Write out each line beneath this one exactly as it reads.

Dataset items
━━━━━━

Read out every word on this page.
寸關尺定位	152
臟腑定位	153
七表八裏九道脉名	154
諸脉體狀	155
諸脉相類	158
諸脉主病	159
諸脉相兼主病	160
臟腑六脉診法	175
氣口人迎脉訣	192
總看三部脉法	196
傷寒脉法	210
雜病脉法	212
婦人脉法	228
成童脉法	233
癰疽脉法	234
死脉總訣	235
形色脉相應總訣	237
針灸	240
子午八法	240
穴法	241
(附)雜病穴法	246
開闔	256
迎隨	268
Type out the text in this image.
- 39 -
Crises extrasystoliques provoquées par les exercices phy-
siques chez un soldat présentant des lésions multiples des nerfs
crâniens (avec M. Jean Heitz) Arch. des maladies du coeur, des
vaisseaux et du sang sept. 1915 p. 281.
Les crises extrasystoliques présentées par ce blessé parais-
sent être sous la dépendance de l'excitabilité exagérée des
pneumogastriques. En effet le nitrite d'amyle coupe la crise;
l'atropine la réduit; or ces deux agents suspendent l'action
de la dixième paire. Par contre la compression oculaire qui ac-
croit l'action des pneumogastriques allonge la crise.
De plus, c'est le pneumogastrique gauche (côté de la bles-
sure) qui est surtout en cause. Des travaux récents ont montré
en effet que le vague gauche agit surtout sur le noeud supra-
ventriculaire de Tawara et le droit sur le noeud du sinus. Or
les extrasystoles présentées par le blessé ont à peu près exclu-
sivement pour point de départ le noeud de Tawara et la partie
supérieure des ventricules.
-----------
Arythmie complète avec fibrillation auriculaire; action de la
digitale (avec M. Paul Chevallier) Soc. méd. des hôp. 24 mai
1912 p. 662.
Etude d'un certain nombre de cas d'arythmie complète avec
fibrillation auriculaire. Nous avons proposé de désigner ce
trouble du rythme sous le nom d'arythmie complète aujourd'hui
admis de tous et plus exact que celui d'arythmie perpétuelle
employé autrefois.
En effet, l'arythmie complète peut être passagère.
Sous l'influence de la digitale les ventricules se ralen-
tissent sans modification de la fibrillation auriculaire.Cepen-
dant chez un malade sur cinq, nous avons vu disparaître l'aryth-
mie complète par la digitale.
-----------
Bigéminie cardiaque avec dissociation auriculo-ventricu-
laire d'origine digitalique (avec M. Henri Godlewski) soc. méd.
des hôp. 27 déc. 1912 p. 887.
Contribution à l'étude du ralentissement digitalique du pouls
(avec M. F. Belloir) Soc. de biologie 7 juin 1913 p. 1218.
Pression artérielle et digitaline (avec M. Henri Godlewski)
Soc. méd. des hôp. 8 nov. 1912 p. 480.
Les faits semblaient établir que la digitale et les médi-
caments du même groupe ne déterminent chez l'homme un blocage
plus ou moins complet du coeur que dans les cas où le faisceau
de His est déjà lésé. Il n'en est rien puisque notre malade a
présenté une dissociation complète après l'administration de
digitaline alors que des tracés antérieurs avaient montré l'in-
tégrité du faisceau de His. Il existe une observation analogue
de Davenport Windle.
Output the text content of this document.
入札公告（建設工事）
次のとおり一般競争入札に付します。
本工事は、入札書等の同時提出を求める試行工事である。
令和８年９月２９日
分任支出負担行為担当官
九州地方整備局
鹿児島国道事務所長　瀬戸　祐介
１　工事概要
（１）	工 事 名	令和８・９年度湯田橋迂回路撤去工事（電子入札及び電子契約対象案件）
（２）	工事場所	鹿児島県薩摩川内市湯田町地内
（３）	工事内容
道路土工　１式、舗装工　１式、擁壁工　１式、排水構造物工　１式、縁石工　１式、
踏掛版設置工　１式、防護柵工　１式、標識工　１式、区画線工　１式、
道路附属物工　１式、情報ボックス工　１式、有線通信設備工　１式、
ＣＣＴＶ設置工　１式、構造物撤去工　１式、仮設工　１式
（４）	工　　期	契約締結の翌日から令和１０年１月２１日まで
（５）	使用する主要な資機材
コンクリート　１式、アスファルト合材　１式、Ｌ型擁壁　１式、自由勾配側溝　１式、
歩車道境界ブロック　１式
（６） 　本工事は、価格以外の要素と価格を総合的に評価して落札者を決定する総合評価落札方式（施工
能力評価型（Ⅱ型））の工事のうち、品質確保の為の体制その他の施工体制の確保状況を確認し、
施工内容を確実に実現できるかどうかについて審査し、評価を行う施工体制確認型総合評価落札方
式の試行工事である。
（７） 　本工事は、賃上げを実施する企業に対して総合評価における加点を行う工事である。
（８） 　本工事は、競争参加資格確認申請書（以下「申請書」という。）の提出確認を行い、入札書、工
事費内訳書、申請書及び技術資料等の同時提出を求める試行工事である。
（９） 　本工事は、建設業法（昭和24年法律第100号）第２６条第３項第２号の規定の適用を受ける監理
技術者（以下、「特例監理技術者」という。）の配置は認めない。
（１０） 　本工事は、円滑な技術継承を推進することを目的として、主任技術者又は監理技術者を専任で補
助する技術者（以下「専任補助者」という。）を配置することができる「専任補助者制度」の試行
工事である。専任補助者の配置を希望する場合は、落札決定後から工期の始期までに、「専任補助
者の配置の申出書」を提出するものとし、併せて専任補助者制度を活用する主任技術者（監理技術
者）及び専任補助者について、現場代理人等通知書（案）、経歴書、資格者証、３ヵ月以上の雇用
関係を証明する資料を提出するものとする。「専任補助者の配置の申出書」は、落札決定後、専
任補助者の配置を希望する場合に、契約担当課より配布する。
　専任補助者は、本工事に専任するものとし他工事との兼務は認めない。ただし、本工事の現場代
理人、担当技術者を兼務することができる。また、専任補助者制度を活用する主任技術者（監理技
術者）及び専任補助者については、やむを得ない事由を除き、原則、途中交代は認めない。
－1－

━━━━━━

Output for this task
Read out every word on this page.
寸關尺定位	152
臟腑定位	153
七表八裏九道脉名	154
諸脉體狀	155
諸脉相類	158
諸脉主病	159
諸脉相兼主病	160
臟腑六脉診法	175
氣口人迎脉訣	192
總看三部脉法	196
傷寒脉法	210
雜病脉法	212
婦人脉法	228
成童脉法	233
癰疽脉法	234
死脉總訣	235
形色脉相應總訣	237
針灸	240
子午八法	240
穴法	241
(附)雜病穴法	246
開闔	256
迎隨	268
Type out the text in this image.
- 39 -
Crises extrasystoliques provoquées par les exercices phy-
siques chez un soldat présentant des lésions multiples des nerfs
crâniens (avec M. Jean Heitz) Arch. des maladies du coeur, des
vaisseaux et du sang sept. 1915 p. 281.
Les crises extrasystoliques présentées par ce blessé parais-
sent être sous la dépendance de l'excitabilité exagérée des
pneumogastriques. En effet le nitrite d'amyle coupe la crise;
l'atropine la réduit; or ces deux agents suspendent l'action
de la dixième paire. Par contre la compression oculaire qui ac-
croit l'action des pneumogastriques allonge la crise.
De plus, c'est le pneumogastrique gauche (côté de la bles-
sure) qui est surtout en cause. Des travaux récents ont montré
en effet que le vague gauche agit surtout sur le noeud supra-
ventriculaire de Tawara et le droit sur le noeud du sinus. Or
les extrasystoles présentées par le blessé ont à peu près exclu-
sivement pour point de départ le noeud de Tawara et la partie
supérieure des ventricules.
-----------
Arythmie complète avec fibrillation auriculaire; action de la
digitale (avec M. Paul Chevallier) Soc. méd. des hôp. 24 mai
1912 p. 662.
Etude d'un certain nombre de cas d'arythmie complète avec
fibrillation auriculaire. Nous avons proposé de désigner ce
trouble du rythme sous le nom d'arythmie complète aujourd'hui
admis de tous et plus exact que celui d'arythmie perpétuelle
employé autrefois.
En effet, l'arythmie complète peut être passagère.
Sous l'influence de la digitale les ventricules se ralen-
tissent sans modification de la fibrillation auriculaire.Cepen-
dant chez un malade sur cinq, nous avons vu disparaître l'aryth-
mie complète par la digitale.
-----------
Bigéminie cardiaque avec dissociation auriculo-ventricu-
laire d'origine digitalique (avec M. Henri Godlewski) soc. méd.
des hôp. 27 déc. 1912 p. 887.
Contribution à l'étude du ralentissement digitalique du pouls
(avec M. F. Belloir) Soc. de biologie 7 juin 1913 p. 1218.
Pression artérielle et digitaline (avec M. Henri Godlewski)
Soc. méd. des hôp. 8 nov. 1912 p. 480.
Les faits semblaient établir que la digitale et les médi-
caments du même groupe ne déterminent chez l'homme un blocage
plus ou moins complet du coeur que dans les cas où le faisceau
de His est déjà lésé. Il n'en est rien puisque notre malade a
présenté une dissociation complète après l'administration de
digitaline alors que des tracés antérieurs avaient montré l'in-
tégrité du faisceau de His. Il existe une observation analogue
de Davenport Windle.
Output the text content of this document.
入札公告（建設工事）
次のとおり一般競争入札に付します。
本工事は、入札書等の同時提出を求める試行工事である。
令和８年９月２９日
分任支出負担行為担当官
九州地方整備局
鹿児島国道事務所長　瀬戸　祐介
１　工事概要
（１）	工 事 名	令和８・９年度湯田橋迂回路撤去工事（電子入札及び電子契約対象案件）
（２）	工事場所	鹿児島県薩摩川内市湯田町地内
（３）	工事内容
道路土工　１式、舗装工　１式、擁壁工　１式、排水構造物工　１式、縁石工　１式、
踏掛版設置工　１式、防護柵工　１式、標識工　１式、区画線工　１式、
道路附属物工　１式、情報ボックス工　１式、有線通信設備工　１式、
ＣＣＴＶ設置工　１式、構造物撤去工　１式、仮設工　１式
（４）	工　　期	契約締結の翌日から令和１０年１月２１日まで
（５）	使用する主要な資機材
コンクリート　１式、アスファルト合材　１式、Ｌ型擁壁　１式、自由勾配側溝　１式、
歩車道境界ブロック　１式
（６） 　本工事は、価格以外の要素と価格を総合的に評価して落札者を決定する総合評価落札方式（施工
能力評価型（Ⅱ型））の工事のうち、品質確保の為の体制その他の施工体制の確保状況を確認し、
施工内容を確実に実現できるかどうかについて審査し、評価を行う施工体制確認型総合評価落札方
式の試行工事である。
（７） 　本工事は、賃上げを実施する企業に対して総合評価における加点を行う工事である。
（８） 　本工事は、競争参加資格確認申請書（以下「申請書」という。）の提出確認を行い、入札書、工
事費内訳書、申請書及び技術資料等の同時提出を求める試行工事である。
（９） 　本工事は、建設業法（昭和24年法律第100号）第２６条第３項第２号の規定の適用を受ける監理
技術者（以下、「特例監理技術者」という。）の配置は認めない。
（１０） 　本工事は、円滑な技術継承を推進することを目的として、主任技術者又は監理技術者を専任で補
助する技術者（以下「専任補助者」という。）を配置することができる「専任補助者制度」の試行
工事である。専任補助者の配置を希望する場合は、落札決定後から工期の始期までに、「専任補助
者の配置の申出書」を提出するものとし、併せて専任補助者制度を活用する主任技術者（監理技術
者）及び専任補助者について、現場代理人等通知書（案）、経歴書、資格者証、３ヵ月以上の雇用
関係を証明する資料を提出するものとする。「専任補助者の配置の申出書」は、落札決定後、専
任補助者の配置を希望する場合に、契約担当課より配布する。
　専任補助者は、本工事に専任するものとし他工事との兼務は認めない。ただし、本工事の現場代
理人、担当技術者を兼務することができる。また、専任補助者制度を活用する主任技術者（監理技
術者）及び専任補助者については、やむを得ない事由を除き、原則、途中交代は認めない。
－1－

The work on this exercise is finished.